(The task):
Report the count of lines holding "Select" in the records, with no other words.

(Extracted records):
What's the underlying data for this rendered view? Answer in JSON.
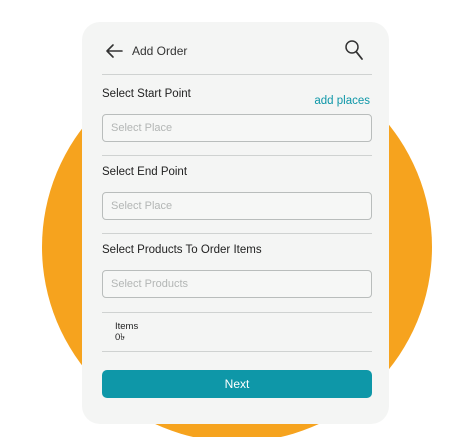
{
  "colors": {
    "accent": "#0e97a8",
    "background_circle": "#f6a31e",
    "card": "#f4f5f4"
  },
  "header": {
    "title": "Add Order",
    "back_icon": "arrow-left-icon",
    "search_icon": "search-icon"
  },
  "start": {
    "label": "Select Start Point",
    "add_link": "add places",
    "placeholder": "Select Place"
  },
  "end": {
    "label": "Select End Point",
    "placeholder": "Select Place"
  },
  "products": {
    "label": "Select Products To Order Items",
    "placeholder": "Select Products"
  },
  "items": {
    "label": "Items",
    "value": "0৳"
  },
  "footer": {
    "next_label": "Next"
  }
}
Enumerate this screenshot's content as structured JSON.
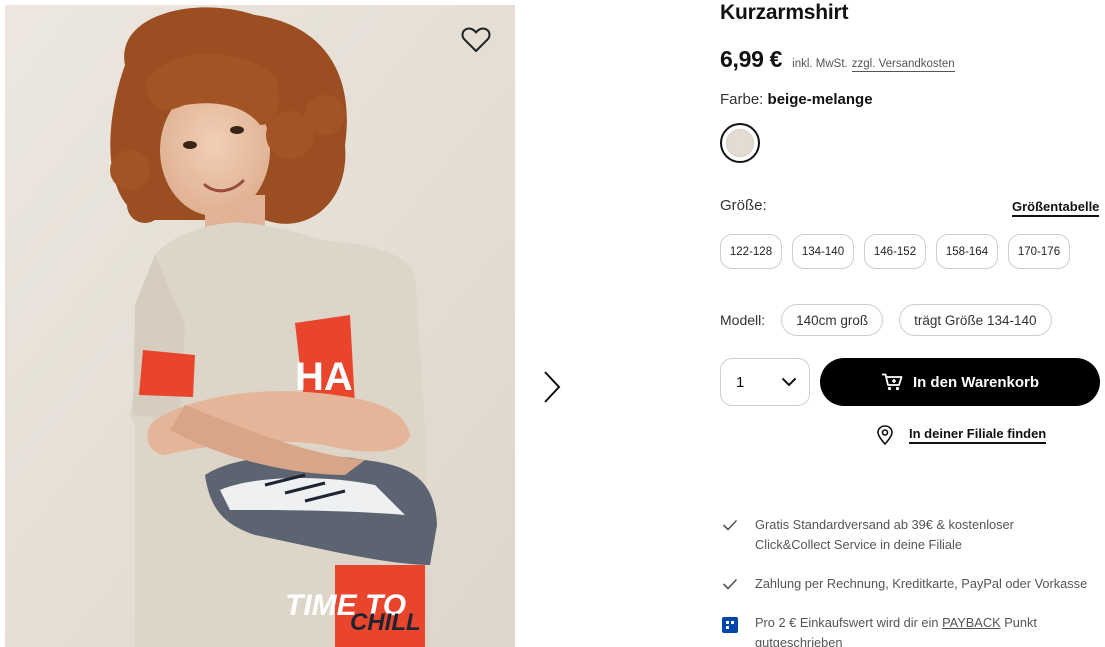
{
  "product": {
    "title": "Kurzarmshirt",
    "price": "6,99 €",
    "tax_note": "inkl. MwSt.",
    "shipping_link": "zzgl. Versandkosten",
    "image_graphic_text": {
      "line1": "TIME TO",
      "line2": "CHILL"
    }
  },
  "color": {
    "label": "Farbe:",
    "value": "beige-melange",
    "swatch_hex": "#e2dcd3"
  },
  "size": {
    "label": "Größe:",
    "chart_link": "Größentabelle",
    "options": [
      "122-128",
      "134-140",
      "146-152",
      "158-164",
      "170-176"
    ]
  },
  "model": {
    "label": "Modell:",
    "height": "140cm groß",
    "wears": "trägt Größe 134-140"
  },
  "purchase": {
    "quantity": "1",
    "add_to_cart": "In den Warenkorb",
    "store_link": "In deiner Filiale finden"
  },
  "benefits": [
    {
      "icon": "check-icon",
      "text": "Gratis Standardversand ab 39€ & kostenloser Click&Collect Service in deine Filiale"
    },
    {
      "icon": "check-icon",
      "text": "Zahlung per Rechnung, Kreditkarte, PayPal oder Vorkasse"
    },
    {
      "icon": "payback-icon",
      "text_before": "Pro 2 € Einkaufswert wird dir ein",
      "link": "PAYBACK",
      "text_after": "Punkt gutgeschrieben"
    }
  ],
  "colors": {
    "accent": "#000000",
    "payback_blue": "#0046aa",
    "graphic_red": "#e8452c"
  }
}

(Final result):
6